**Directions**: An exact copy of every entry is the required answer.

**Provided records**:
◇ ◇ ◇ ◇ ◇ ◇ ◇

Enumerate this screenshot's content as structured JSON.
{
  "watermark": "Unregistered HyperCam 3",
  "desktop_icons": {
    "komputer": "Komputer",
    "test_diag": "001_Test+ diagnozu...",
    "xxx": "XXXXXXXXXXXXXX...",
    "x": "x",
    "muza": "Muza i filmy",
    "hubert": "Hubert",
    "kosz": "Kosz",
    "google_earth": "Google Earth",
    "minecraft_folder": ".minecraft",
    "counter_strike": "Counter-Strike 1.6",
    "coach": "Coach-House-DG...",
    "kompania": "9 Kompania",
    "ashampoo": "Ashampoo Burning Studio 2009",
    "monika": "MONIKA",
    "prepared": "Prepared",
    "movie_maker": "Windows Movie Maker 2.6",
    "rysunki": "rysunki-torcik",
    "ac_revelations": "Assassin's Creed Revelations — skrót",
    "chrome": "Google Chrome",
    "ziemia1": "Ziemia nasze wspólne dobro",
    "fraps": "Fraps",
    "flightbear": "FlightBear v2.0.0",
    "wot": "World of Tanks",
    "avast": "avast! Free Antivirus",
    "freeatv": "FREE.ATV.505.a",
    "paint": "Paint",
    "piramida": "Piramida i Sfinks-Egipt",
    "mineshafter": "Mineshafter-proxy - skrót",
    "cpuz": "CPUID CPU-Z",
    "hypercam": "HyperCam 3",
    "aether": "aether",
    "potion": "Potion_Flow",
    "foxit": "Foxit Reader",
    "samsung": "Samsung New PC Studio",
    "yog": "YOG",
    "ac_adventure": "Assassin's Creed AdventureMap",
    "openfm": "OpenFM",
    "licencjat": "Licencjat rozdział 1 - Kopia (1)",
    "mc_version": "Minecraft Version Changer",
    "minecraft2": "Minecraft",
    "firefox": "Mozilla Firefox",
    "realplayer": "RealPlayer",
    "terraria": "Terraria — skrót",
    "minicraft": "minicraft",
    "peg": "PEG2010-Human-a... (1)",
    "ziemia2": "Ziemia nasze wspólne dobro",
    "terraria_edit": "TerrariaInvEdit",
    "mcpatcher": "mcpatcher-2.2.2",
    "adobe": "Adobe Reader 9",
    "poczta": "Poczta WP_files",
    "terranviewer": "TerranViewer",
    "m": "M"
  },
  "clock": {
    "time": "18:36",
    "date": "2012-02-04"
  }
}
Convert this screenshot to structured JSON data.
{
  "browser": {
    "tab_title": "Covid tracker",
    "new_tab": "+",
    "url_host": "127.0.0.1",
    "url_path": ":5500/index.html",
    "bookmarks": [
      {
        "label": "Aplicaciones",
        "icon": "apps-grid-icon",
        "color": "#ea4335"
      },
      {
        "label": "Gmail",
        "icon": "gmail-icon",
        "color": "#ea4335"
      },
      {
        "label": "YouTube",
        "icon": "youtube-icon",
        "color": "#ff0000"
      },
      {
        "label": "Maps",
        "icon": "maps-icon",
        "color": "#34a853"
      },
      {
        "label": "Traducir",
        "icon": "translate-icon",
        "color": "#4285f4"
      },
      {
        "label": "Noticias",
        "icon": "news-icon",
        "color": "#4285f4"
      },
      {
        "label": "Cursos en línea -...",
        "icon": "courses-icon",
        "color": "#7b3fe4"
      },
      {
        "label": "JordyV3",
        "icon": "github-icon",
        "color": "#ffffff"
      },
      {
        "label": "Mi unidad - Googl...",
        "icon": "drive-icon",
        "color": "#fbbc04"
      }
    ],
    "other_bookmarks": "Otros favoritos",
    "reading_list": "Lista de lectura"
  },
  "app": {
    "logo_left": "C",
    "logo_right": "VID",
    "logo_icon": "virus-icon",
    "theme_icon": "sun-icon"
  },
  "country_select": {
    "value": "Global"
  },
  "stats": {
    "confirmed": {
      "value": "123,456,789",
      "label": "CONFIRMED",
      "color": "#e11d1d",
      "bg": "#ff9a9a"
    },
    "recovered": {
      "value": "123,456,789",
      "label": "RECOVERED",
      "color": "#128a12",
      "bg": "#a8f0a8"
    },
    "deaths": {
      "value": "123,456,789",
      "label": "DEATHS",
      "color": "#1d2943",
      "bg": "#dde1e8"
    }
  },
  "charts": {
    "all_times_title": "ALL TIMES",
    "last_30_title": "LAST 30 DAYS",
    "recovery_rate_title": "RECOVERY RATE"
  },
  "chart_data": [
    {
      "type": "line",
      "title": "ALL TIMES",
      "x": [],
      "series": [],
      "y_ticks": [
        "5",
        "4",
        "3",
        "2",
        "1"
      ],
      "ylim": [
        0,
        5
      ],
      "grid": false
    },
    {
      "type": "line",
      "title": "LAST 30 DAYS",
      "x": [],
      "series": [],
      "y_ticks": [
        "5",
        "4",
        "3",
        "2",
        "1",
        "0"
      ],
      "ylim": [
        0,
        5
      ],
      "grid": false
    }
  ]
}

◇ ◇ ◇ ◇ ◇ ◇ ◇

**Response**:
Enumerate this screenshot's content as structured JSON.
{
  "watermark": "Unregistered HyperCam 3",
  "desktop_icons": {
    "komputer": "Komputer",
    "test_diag": "001_Test+ diagnozu...",
    "xxx": "XXXXXXXXXXXXXX...",
    "x": "x",
    "muza": "Muza i filmy",
    "hubert": "Hubert",
    "kosz": "Kosz",
    "google_earth": "Google Earth",
    "minecraft_folder": ".minecraft",
    "counter_strike": "Counter-Strike 1.6",
    "coach": "Coach-House-DG...",
    "kompania": "9 Kompania",
    "ashampoo": "Ashampoo Burning Studio 2009",
    "monika": "MONIKA",
    "prepared": "Prepared",
    "movie_maker": "Windows Movie Maker 2.6",
    "rysunki": "rysunki-torcik",
    "ac_revelations": "Assassin's Creed Revelations — skrót",
    "chrome": "Google Chrome",
    "ziemia1": "Ziemia nasze wspólne dobro",
    "fraps": "Fraps",
    "flightbear": "FlightBear v2.0.0",
    "wot": "World of Tanks",
    "avast": "avast! Free Antivirus",
    "freeatv": "FREE.ATV.505.a",
    "paint": "Paint",
    "piramida": "Piramida i Sfinks-Egipt",
    "mineshafter": "Mineshafter-proxy - skrót",
    "cpuz": "CPUID CPU-Z",
    "hypercam": "HyperCam 3",
    "aether": "aether",
    "potion": "Potion_Flow",
    "foxit": "Foxit Reader",
    "samsung": "Samsung New PC Studio",
    "yog": "YOG",
    "ac_adventure": "Assassin's Creed AdventureMap",
    "openfm": "OpenFM",
    "licencjat": "Licencjat rozdział 1 - Kopia (1)",
    "mc_version": "Minecraft Version Changer",
    "minecraft2": "Minecraft",
    "firefox": "Mozilla Firefox",
    "realplayer": "RealPlayer",
    "terraria": "Terraria — skrót",
    "minicraft": "minicraft",
    "peg": "PEG2010-Human-a... (1)",
    "ziemia2": "Ziemia nasze wspólne dobro",
    "terraria_edit": "TerrariaInvEdit",
    "mcpatcher": "mcpatcher-2.2.2",
    "adobe": "Adobe Reader 9",
    "poczta": "Poczta WP_files",
    "terranviewer": "TerranViewer",
    "m": "M"
  },
  "clock": {
    "time": "18:36",
    "date": "2012-02-04"
  }
}
Convert this screenshot to structured JSON data.
{
  "browser": {
    "tab_title": "Covid tracker",
    "new_tab": "+",
    "url_host": "127.0.0.1",
    "url_path": ":5500/index.html",
    "bookmarks": [
      {
        "label": "Aplicaciones",
        "icon": "apps-grid-icon",
        "color": "#ea4335"
      },
      {
        "label": "Gmail",
        "icon": "gmail-icon",
        "color": "#ea4335"
      },
      {
        "label": "YouTube",
        "icon": "youtube-icon",
        "color": "#ff0000"
      },
      {
        "label": "Maps",
        "icon": "maps-icon",
        "color": "#34a853"
      },
      {
        "label": "Traducir",
        "icon": "translate-icon",
        "color": "#4285f4"
      },
      {
        "label": "Noticias",
        "icon": "news-icon",
        "color": "#4285f4"
      },
      {
        "label": "Cursos en línea -...",
        "icon": "courses-icon",
        "color": "#7b3fe4"
      },
      {
        "label": "JordyV3",
        "icon": "github-icon",
        "color": "#ffffff"
      },
      {
        "label": "Mi unidad - Googl...",
        "icon": "drive-icon",
        "color": "#fbbc04"
      }
    ],
    "other_bookmarks": "Otros favoritos",
    "reading_list": "Lista de lectura"
  },
  "app": {
    "logo_left": "C",
    "logo_right": "VID",
    "logo_icon": "virus-icon",
    "theme_icon": "sun-icon"
  },
  "country_select": {
    "value": "Global"
  },
  "stats": {
    "confirmed": {
      "value": "123,456,789",
      "label": "CONFIRMED",
      "color": "#e11d1d",
      "bg": "#ff9a9a"
    },
    "recovered": {
      "value": "123,456,789",
      "label": "RECOVERED",
      "color": "#128a12",
      "bg": "#a8f0a8"
    },
    "deaths": {
      "value": "123,456,789",
      "label": "DEATHS",
      "color": "#1d2943",
      "bg": "#dde1e8"
    }
  },
  "charts": {
    "all_times_title": "ALL TIMES",
    "last_30_title": "LAST 30 DAYS",
    "recovery_rate_title": "RECOVERY RATE"
  },
  "chart_data": [
    {
      "type": "line",
      "title": "ALL TIMES",
      "x": [],
      "series": [],
      "y_ticks": [
        "5",
        "4",
        "3",
        "2",
        "1"
      ],
      "ylim": [
        0,
        5
      ],
      "grid": false
    },
    {
      "type": "line",
      "title": "LAST 30 DAYS",
      "x": [],
      "series": [],
      "y_ticks": [
        "5",
        "4",
        "3",
        "2",
        "1",
        "0"
      ],
      "ylim": [
        0,
        5
      ],
      "grid": false
    }
  ]
}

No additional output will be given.